## [What to produce]
Rewrite each of the following rows with "Itemize" swapped for "Enumerate", keeping everything else the same, and leave the pictures out.

>> begin Supplied material

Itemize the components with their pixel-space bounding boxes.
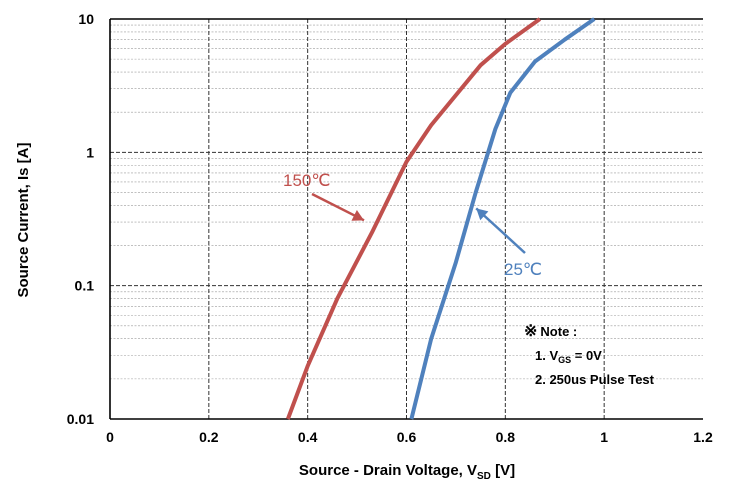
- x-tick-label: 0.4: [298, 429, 318, 445]
- series-line-1: [409, 17, 596, 420]
- note-line-1-sub: GS: [558, 355, 571, 365]
- axes: [109, 18, 703, 420]
- x-tick-label: 0.6: [397, 429, 417, 445]
- series-lines: [286, 17, 596, 420]
- note-line-1-suffix: = 0V: [571, 348, 602, 363]
- note-title-text: Note :: [540, 324, 577, 339]
- note-line-2: 2. 250us Pulse Test: [535, 372, 655, 387]
- x-tick-label: 0: [106, 429, 114, 445]
- y-axis-title: Source Current, Is [A]: [15, 142, 32, 297]
- x-axis-title: Source - Drain Voltage, VSD [V]: [299, 462, 515, 482]
- note-line-1: 1. VGS = 0V: [535, 348, 602, 365]
- x-axis-title-main: Source - Drain Voltage, V: [299, 462, 477, 479]
- note-annotation: ※ Note : 1. VGS = 0V 2. 250us Pulse Test: [524, 323, 655, 387]
- y-tick-label: 0.01: [67, 411, 94, 427]
- series-label-150c: 150℃: [283, 171, 330, 190]
- x-tick-label: 1.2: [693, 429, 713, 445]
- series-line-0: [286, 17, 542, 420]
- note-symbol: ※: [524, 323, 537, 340]
- x-axis-title-unit: [V]: [491, 462, 515, 479]
- x-axis-title-sub: SD: [477, 471, 491, 482]
- x-tick-label: 1: [600, 429, 608, 445]
- y-tick-label: 1: [86, 144, 94, 160]
- x-tick-label: 0.2: [199, 429, 219, 445]
- arrow-25c-shaft: [475, 207, 526, 254]
- series-label-25c: 25℃: [504, 260, 542, 279]
- note-line-1-prefix: 1. V: [535, 348, 558, 363]
- note-title: ※ Note :: [524, 323, 577, 340]
- grid: [110, 19, 703, 419]
- y-tick-label: 0.1: [75, 278, 95, 294]
- y-tick-label: 10: [78, 11, 94, 27]
- tick-labels: 0 0.2 0.4 0.6 0.8 1 1.2 0.01 0.1 1 10: [67, 11, 713, 445]
- arrow-25c-head: [476, 208, 489, 221]
- arrow-150c-head: [351, 209, 364, 221]
- series-annotations: 150℃ 25℃: [283, 171, 542, 279]
- x-tick-label: 0.8: [496, 429, 516, 445]
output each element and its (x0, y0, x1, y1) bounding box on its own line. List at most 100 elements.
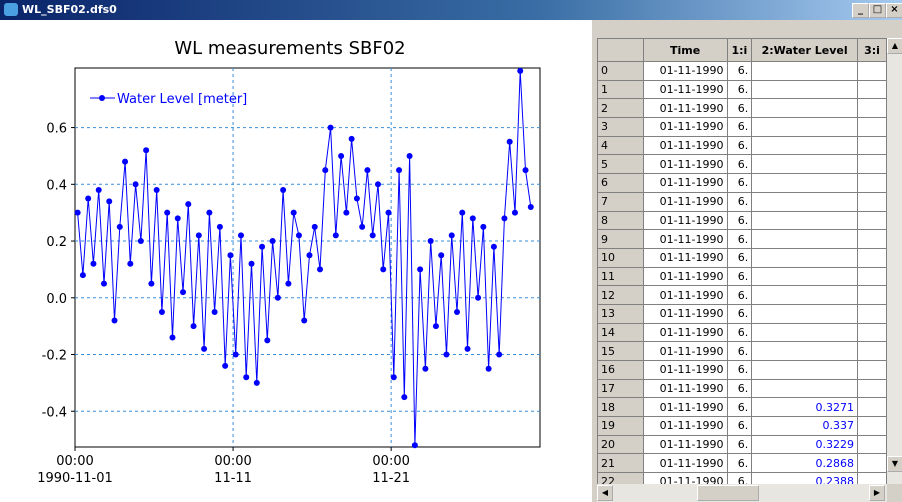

>> end Supplied material

## [Final result]
Enumerate the components with their pixel-space bounding boxes.
- x-tick-label: 0.4: [298, 429, 318, 445]
- series-line-1: [409, 17, 596, 420]
- note-line-1-sub: GS: [558, 355, 571, 365]
- axes: [109, 18, 703, 420]
- x-tick-label: 0.6: [397, 429, 417, 445]
- series-lines: [286, 17, 596, 420]
- note-line-1-suffix: = 0V: [571, 348, 602, 363]
- note-title-text: Note :: [540, 324, 577, 339]
- note-line-2: 2. 250us Pulse Test: [535, 372, 655, 387]
- x-tick-label: 0: [106, 429, 114, 445]
- y-axis-title: Source Current, Is [A]: [15, 142, 32, 297]
- x-axis-title: Source - Drain Voltage, VSD [V]: [299, 462, 515, 482]
- note-line-1: 1. VGS = 0V: [535, 348, 602, 365]
- x-axis-title-main: Source - Drain Voltage, V: [299, 462, 477, 479]
- note-annotation: ※ Note : 1. VGS = 0V 2. 250us Pulse Test: [524, 323, 655, 387]
- y-tick-label: 0.01: [67, 411, 94, 427]
- series-label-150c: 150℃: [283, 171, 330, 190]
- x-tick-label: 1.2: [693, 429, 713, 445]
- series-line-0: [286, 17, 542, 420]
- note-symbol: ※: [524, 323, 537, 340]
- x-axis-title-unit: [V]: [491, 462, 515, 479]
- x-axis-title-sub: SD: [477, 471, 491, 482]
- x-tick-label: 1: [600, 429, 608, 445]
- y-tick-label: 1: [86, 144, 94, 160]
- x-tick-label: 0.2: [199, 429, 219, 445]
- arrow-25c-shaft: [475, 207, 526, 254]
- series-label-25c: 25℃: [504, 260, 542, 279]
- note-line-1-prefix: 1. V: [535, 348, 558, 363]
- note-title: ※ Note :: [524, 323, 577, 340]
- grid: [110, 19, 703, 419]
- y-tick-label: 0.1: [75, 278, 95, 294]
- y-tick-label: 10: [78, 11, 94, 27]
- tick-labels: 0 0.2 0.4 0.6 0.8 1 1.2 0.01 0.1 1 10: [67, 11, 713, 445]
- arrow-25c-head: [476, 208, 489, 221]
- arrow-150c-head: [351, 209, 364, 221]
- series-annotations: 150℃ 25℃: [283, 171, 542, 279]
- x-tick-label: 0.8: [496, 429, 516, 445]
output each element and its (x0, y0, x1, y1) bounding box on its own line. List at most 100 elements.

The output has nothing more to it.